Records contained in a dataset
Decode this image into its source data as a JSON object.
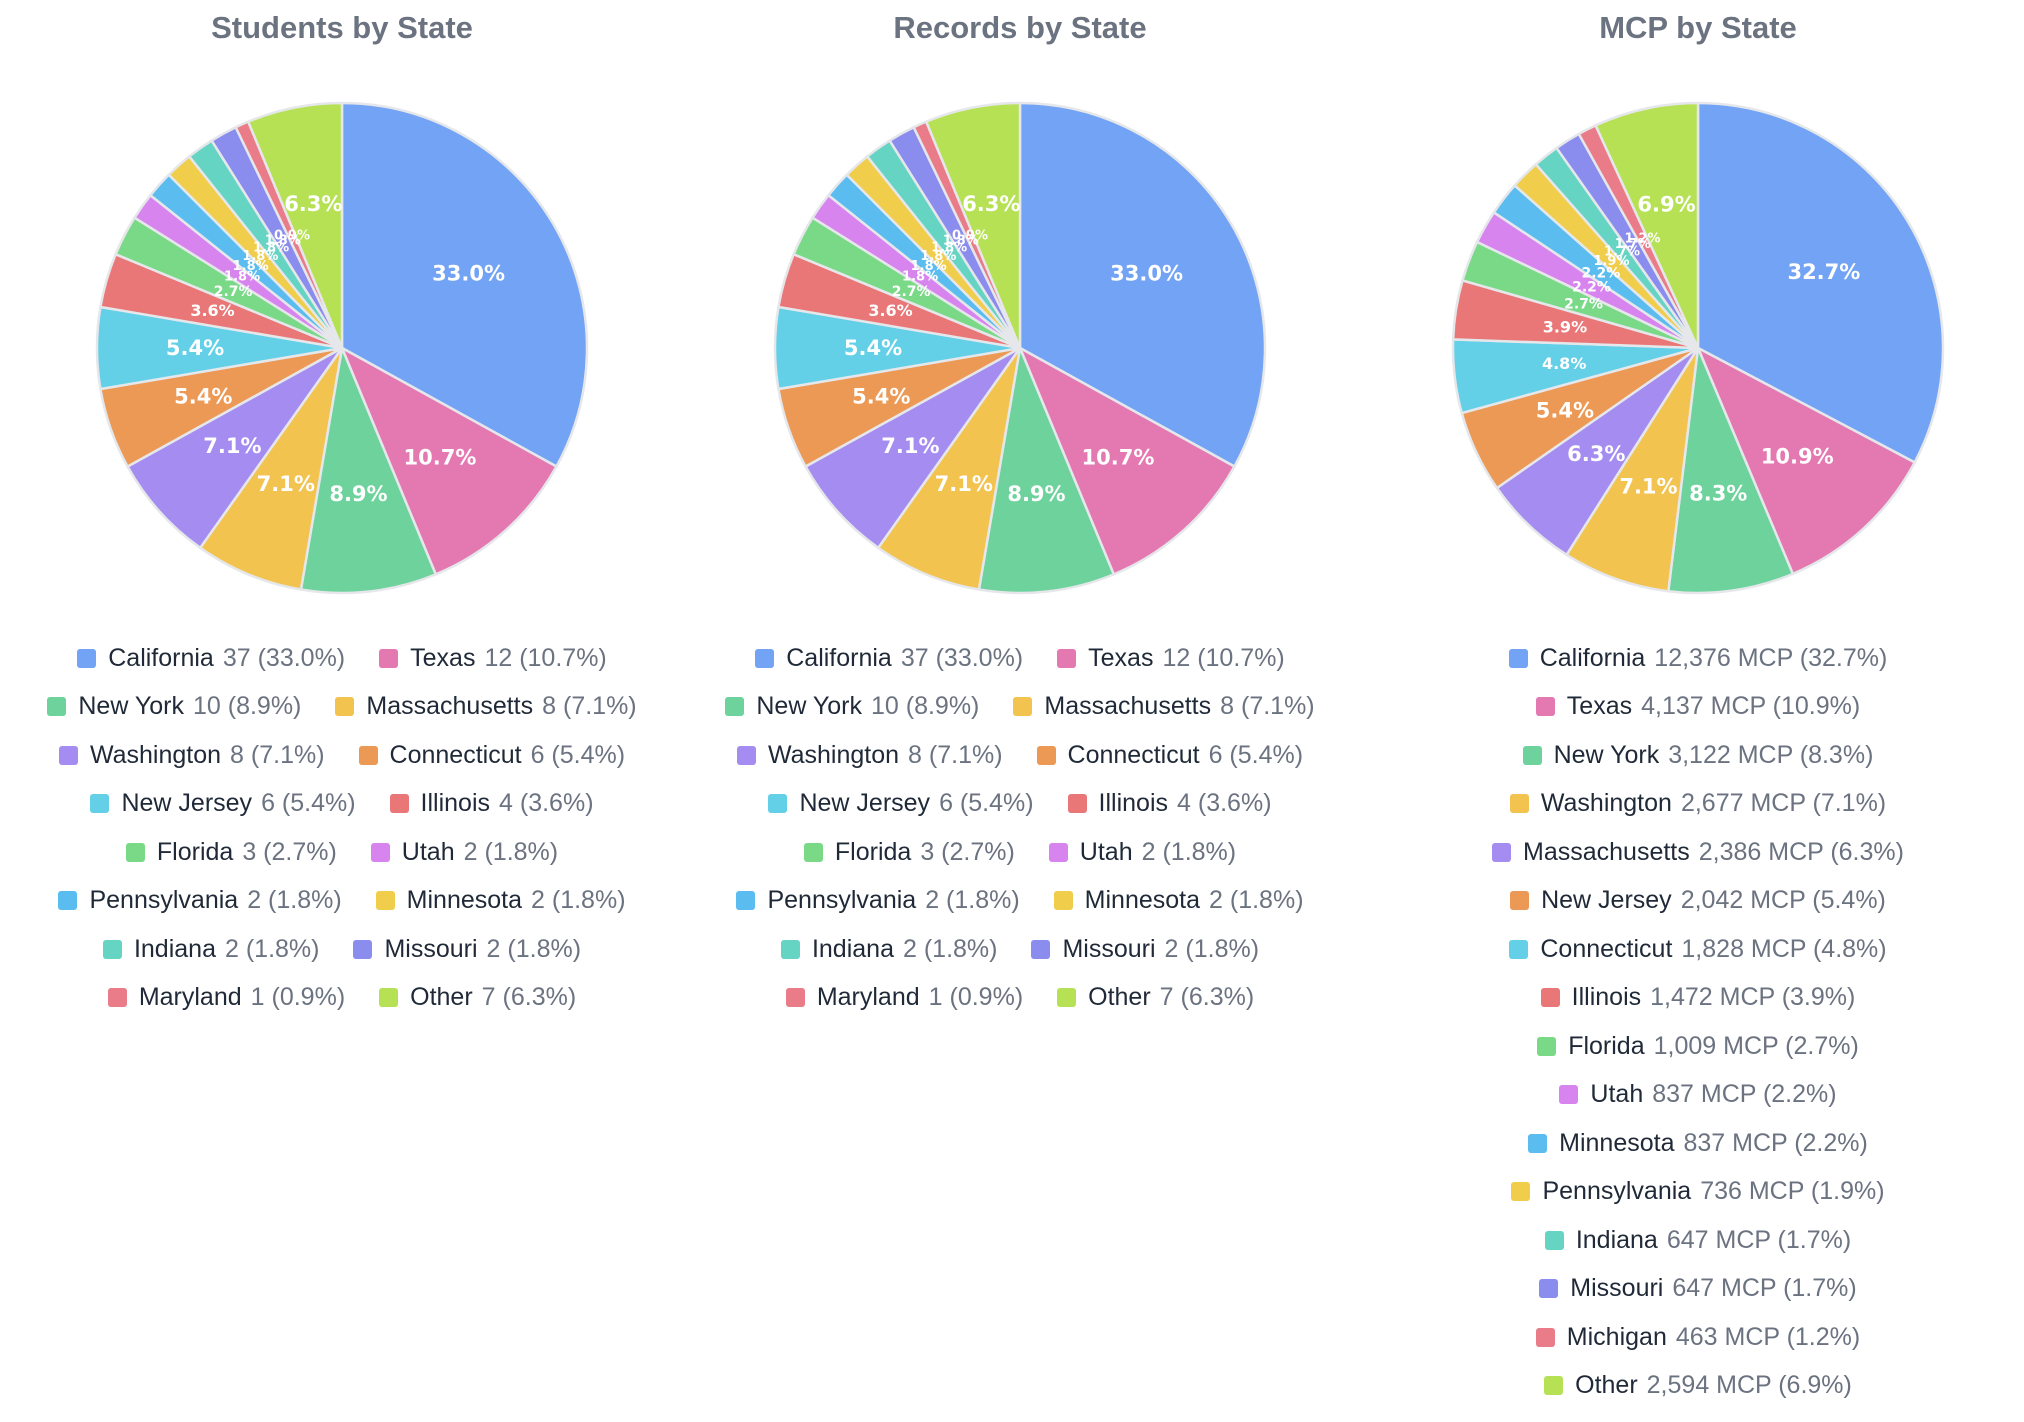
{
  "chart_data": [
    {
      "type": "pie",
      "title": "Students by State",
      "slices": [
        {
          "name": "California",
          "value": 37,
          "pct": "33.0%",
          "color": "#72a3f4"
        },
        {
          "name": "Texas",
          "value": 12,
          "pct": "10.7%",
          "color": "#e479b2"
        },
        {
          "name": "New York",
          "value": 10,
          "pct": "8.9%",
          "color": "#6dd29b"
        },
        {
          "name": "Massachusetts",
          "value": 8,
          "pct": "7.1%",
          "color": "#f3c350"
        },
        {
          "name": "Washington",
          "value": 8,
          "pct": "7.1%",
          "color": "#a58cf1"
        },
        {
          "name": "Connecticut",
          "value": 6,
          "pct": "5.4%",
          "color": "#ec9955"
        },
        {
          "name": "New Jersey",
          "value": 6,
          "pct": "5.4%",
          "color": "#63d0e7"
        },
        {
          "name": "Illinois",
          "value": 4,
          "pct": "3.6%",
          "color": "#e97777"
        },
        {
          "name": "Florida",
          "value": 3,
          "pct": "2.7%",
          "color": "#7ad987"
        },
        {
          "name": "Utah",
          "value": 2,
          "pct": "1.8%",
          "color": "#d784ee"
        },
        {
          "name": "Pennsylvania",
          "value": 2,
          "pct": "1.8%",
          "color": "#5bbcf0"
        },
        {
          "name": "Minnesota",
          "value": 2,
          "pct": "1.8%",
          "color": "#f0cd4b"
        },
        {
          "name": "Indiana",
          "value": 2,
          "pct": "1.8%",
          "color": "#66d4c3"
        },
        {
          "name": "Missouri",
          "value": 2,
          "pct": "1.8%",
          "color": "#8a8cee"
        },
        {
          "name": "Maryland",
          "value": 1,
          "pct": "0.9%",
          "color": "#ea7b89"
        },
        {
          "name": "Other",
          "value": 7,
          "pct": "6.3%",
          "color": "#b6e154"
        }
      ]
    },
    {
      "type": "pie",
      "title": "Records by State",
      "slices": [
        {
          "name": "California",
          "value": 37,
          "pct": "33.0%",
          "color": "#72a3f4"
        },
        {
          "name": "Texas",
          "value": 12,
          "pct": "10.7%",
          "color": "#e479b2"
        },
        {
          "name": "New York",
          "value": 10,
          "pct": "8.9%",
          "color": "#6dd29b"
        },
        {
          "name": "Massachusetts",
          "value": 8,
          "pct": "7.1%",
          "color": "#f3c350"
        },
        {
          "name": "Washington",
          "value": 8,
          "pct": "7.1%",
          "color": "#a58cf1"
        },
        {
          "name": "Connecticut",
          "value": 6,
          "pct": "5.4%",
          "color": "#ec9955"
        },
        {
          "name": "New Jersey",
          "value": 6,
          "pct": "5.4%",
          "color": "#63d0e7"
        },
        {
          "name": "Illinois",
          "value": 4,
          "pct": "3.6%",
          "color": "#e97777"
        },
        {
          "name": "Florida",
          "value": 3,
          "pct": "2.7%",
          "color": "#7ad987"
        },
        {
          "name": "Utah",
          "value": 2,
          "pct": "1.8%",
          "color": "#d784ee"
        },
        {
          "name": "Pennsylvania",
          "value": 2,
          "pct": "1.8%",
          "color": "#5bbcf0"
        },
        {
          "name": "Minnesota",
          "value": 2,
          "pct": "1.8%",
          "color": "#f0cd4b"
        },
        {
          "name": "Indiana",
          "value": 2,
          "pct": "1.8%",
          "color": "#66d4c3"
        },
        {
          "name": "Missouri",
          "value": 2,
          "pct": "1.8%",
          "color": "#8a8cee"
        },
        {
          "name": "Maryland",
          "value": 1,
          "pct": "0.9%",
          "color": "#ea7b89"
        },
        {
          "name": "Other",
          "value": 7,
          "pct": "6.3%",
          "color": "#b6e154"
        }
      ]
    },
    {
      "type": "pie",
      "title": "MCP by State",
      "value_suffix": " MCP",
      "slices": [
        {
          "name": "California",
          "value": 12376,
          "pct": "32.7%",
          "color": "#72a3f4"
        },
        {
          "name": "Texas",
          "value": 4137,
          "pct": "10.9%",
          "color": "#e479b2"
        },
        {
          "name": "New York",
          "value": 3122,
          "pct": "8.3%",
          "color": "#6dd29b"
        },
        {
          "name": "Washington",
          "value": 2677,
          "pct": "7.1%",
          "color": "#f3c350"
        },
        {
          "name": "Massachusetts",
          "value": 2386,
          "pct": "6.3%",
          "color": "#a58cf1"
        },
        {
          "name": "New Jersey",
          "value": 2042,
          "pct": "5.4%",
          "color": "#ec9955"
        },
        {
          "name": "Connecticut",
          "value": 1828,
          "pct": "4.8%",
          "color": "#63d0e7"
        },
        {
          "name": "Illinois",
          "value": 1472,
          "pct": "3.9%",
          "color": "#e97777"
        },
        {
          "name": "Florida",
          "value": 1009,
          "pct": "2.7%",
          "color": "#7ad987"
        },
        {
          "name": "Utah",
          "value": 837,
          "pct": "2.2%",
          "color": "#d784ee"
        },
        {
          "name": "Minnesota",
          "value": 837,
          "pct": "2.2%",
          "color": "#5bbcf0"
        },
        {
          "name": "Pennsylvania",
          "value": 736,
          "pct": "1.9%",
          "color": "#f0cd4b"
        },
        {
          "name": "Indiana",
          "value": 647,
          "pct": "1.7%",
          "color": "#66d4c3"
        },
        {
          "name": "Missouri",
          "value": 647,
          "pct": "1.7%",
          "color": "#8a8cee"
        },
        {
          "name": "Michigan",
          "value": 463,
          "pct": "1.2%",
          "color": "#ea7b89"
        },
        {
          "name": "Other",
          "value": 2594,
          "pct": "6.9%",
          "color": "#b6e154"
        }
      ]
    }
  ]
}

▶ _Job_:
Make an exact copy of all the material, but keep the pictures out of it.

▶ _Task answer_:
Decode this image into its source data as a JSON object.
{
  "chart_data": [
    {
      "type": "pie",
      "title": "Students by State",
      "slices": [
        {
          "name": "California",
          "value": 37,
          "pct": "33.0%",
          "color": "#72a3f4"
        },
        {
          "name": "Texas",
          "value": 12,
          "pct": "10.7%",
          "color": "#e479b2"
        },
        {
          "name": "New York",
          "value": 10,
          "pct": "8.9%",
          "color": "#6dd29b"
        },
        {
          "name": "Massachusetts",
          "value": 8,
          "pct": "7.1%",
          "color": "#f3c350"
        },
        {
          "name": "Washington",
          "value": 8,
          "pct": "7.1%",
          "color": "#a58cf1"
        },
        {
          "name": "Connecticut",
          "value": 6,
          "pct": "5.4%",
          "color": "#ec9955"
        },
        {
          "name": "New Jersey",
          "value": 6,
          "pct": "5.4%",
          "color": "#63d0e7"
        },
        {
          "name": "Illinois",
          "value": 4,
          "pct": "3.6%",
          "color": "#e97777"
        },
        {
          "name": "Florida",
          "value": 3,
          "pct": "2.7%",
          "color": "#7ad987"
        },
        {
          "name": "Utah",
          "value": 2,
          "pct": "1.8%",
          "color": "#d784ee"
        },
        {
          "name": "Pennsylvania",
          "value": 2,
          "pct": "1.8%",
          "color": "#5bbcf0"
        },
        {
          "name": "Minnesota",
          "value": 2,
          "pct": "1.8%",
          "color": "#f0cd4b"
        },
        {
          "name": "Indiana",
          "value": 2,
          "pct": "1.8%",
          "color": "#66d4c3"
        },
        {
          "name": "Missouri",
          "value": 2,
          "pct": "1.8%",
          "color": "#8a8cee"
        },
        {
          "name": "Maryland",
          "value": 1,
          "pct": "0.9%",
          "color": "#ea7b89"
        },
        {
          "name": "Other",
          "value": 7,
          "pct": "6.3%",
          "color": "#b6e154"
        }
      ]
    },
    {
      "type": "pie",
      "title": "Records by State",
      "slices": [
        {
          "name": "California",
          "value": 37,
          "pct": "33.0%",
          "color": "#72a3f4"
        },
        {
          "name": "Texas",
          "value": 12,
          "pct": "10.7%",
          "color": "#e479b2"
        },
        {
          "name": "New York",
          "value": 10,
          "pct": "8.9%",
          "color": "#6dd29b"
        },
        {
          "name": "Massachusetts",
          "value": 8,
          "pct": "7.1%",
          "color": "#f3c350"
        },
        {
          "name": "Washington",
          "value": 8,
          "pct": "7.1%",
          "color": "#a58cf1"
        },
        {
          "name": "Connecticut",
          "value": 6,
          "pct": "5.4%",
          "color": "#ec9955"
        },
        {
          "name": "New Jersey",
          "value": 6,
          "pct": "5.4%",
          "color": "#63d0e7"
        },
        {
          "name": "Illinois",
          "value": 4,
          "pct": "3.6%",
          "color": "#e97777"
        },
        {
          "name": "Florida",
          "value": 3,
          "pct": "2.7%",
          "color": "#7ad987"
        },
        {
          "name": "Utah",
          "value": 2,
          "pct": "1.8%",
          "color": "#d784ee"
        },
        {
          "name": "Pennsylvania",
          "value": 2,
          "pct": "1.8%",
          "color": "#5bbcf0"
        },
        {
          "name": "Minnesota",
          "value": 2,
          "pct": "1.8%",
          "color": "#f0cd4b"
        },
        {
          "name": "Indiana",
          "value": 2,
          "pct": "1.8%",
          "color": "#66d4c3"
        },
        {
          "name": "Missouri",
          "value": 2,
          "pct": "1.8%",
          "color": "#8a8cee"
        },
        {
          "name": "Maryland",
          "value": 1,
          "pct": "0.9%",
          "color": "#ea7b89"
        },
        {
          "name": "Other",
          "value": 7,
          "pct": "6.3%",
          "color": "#b6e154"
        }
      ]
    },
    {
      "type": "pie",
      "title": "MCP by State",
      "value_suffix": " MCP",
      "slices": [
        {
          "name": "California",
          "value": 12376,
          "pct": "32.7%",
          "color": "#72a3f4"
        },
        {
          "name": "Texas",
          "value": 4137,
          "pct": "10.9%",
          "color": "#e479b2"
        },
        {
          "name": "New York",
          "value": 3122,
          "pct": "8.3%",
          "color": "#6dd29b"
        },
        {
          "name": "Washington",
          "value": 2677,
          "pct": "7.1%",
          "color": "#f3c350"
        },
        {
          "name": "Massachusetts",
          "value": 2386,
          "pct": "6.3%",
          "color": "#a58cf1"
        },
        {
          "name": "New Jersey",
          "value": 2042,
          "pct": "5.4%",
          "color": "#ec9955"
        },
        {
          "name": "Connecticut",
          "value": 1828,
          "pct": "4.8%",
          "color": "#63d0e7"
        },
        {
          "name": "Illinois",
          "value": 1472,
          "pct": "3.9%",
          "color": "#e97777"
        },
        {
          "name": "Florida",
          "value": 1009,
          "pct": "2.7%",
          "color": "#7ad987"
        },
        {
          "name": "Utah",
          "value": 837,
          "pct": "2.2%",
          "color": "#d784ee"
        },
        {
          "name": "Minnesota",
          "value": 837,
          "pct": "2.2%",
          "color": "#5bbcf0"
        },
        {
          "name": "Pennsylvania",
          "value": 736,
          "pct": "1.9%",
          "color": "#f0cd4b"
        },
        {
          "name": "Indiana",
          "value": 647,
          "pct": "1.7%",
          "color": "#66d4c3"
        },
        {
          "name": "Missouri",
          "value": 647,
          "pct": "1.7%",
          "color": "#8a8cee"
        },
        {
          "name": "Michigan",
          "value": 463,
          "pct": "1.2%",
          "color": "#ea7b89"
        },
        {
          "name": "Other",
          "value": 2594,
          "pct": "6.9%",
          "color": "#b6e154"
        }
      ]
    }
  ]
}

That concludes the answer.